__Your task__:
Write out the whole listing word for word.

^^^^^^^^

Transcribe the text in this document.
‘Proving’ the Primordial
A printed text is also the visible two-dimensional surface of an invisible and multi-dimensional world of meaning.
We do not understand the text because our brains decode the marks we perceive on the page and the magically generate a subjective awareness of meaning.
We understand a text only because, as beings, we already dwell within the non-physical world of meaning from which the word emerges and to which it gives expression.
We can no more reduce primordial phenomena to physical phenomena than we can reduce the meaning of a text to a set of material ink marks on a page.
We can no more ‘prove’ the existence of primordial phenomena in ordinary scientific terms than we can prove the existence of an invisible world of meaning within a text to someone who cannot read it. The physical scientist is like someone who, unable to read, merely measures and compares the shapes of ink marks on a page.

^^^^^^^^

__In response__:
Transcribe the text in this document.
‘Proving’ the Primordial
A printed text is also the visible two-dimensional surface of an invisible and multi-dimensional world of meaning.
We do not understand the text because our brains decode the marks we perceive on the page and the magically generate a subjective awareness of meaning.
We understand a text only because, as beings, we already dwell within the non-physical world of meaning from which the word emerges and to which it gives expression.
We can no more reduce primordial phenomena to physical phenomena than we can reduce the meaning of a text to a set of material ink marks on a page.
We can no more ‘prove’ the existence of primordial phenomena in ordinary scientific terms than we can prove the existence of an invisible world of meaning within a text to someone who cannot read it. The physical scientist is like someone who, unable to read, merely measures and compares the shapes of ink marks on a page.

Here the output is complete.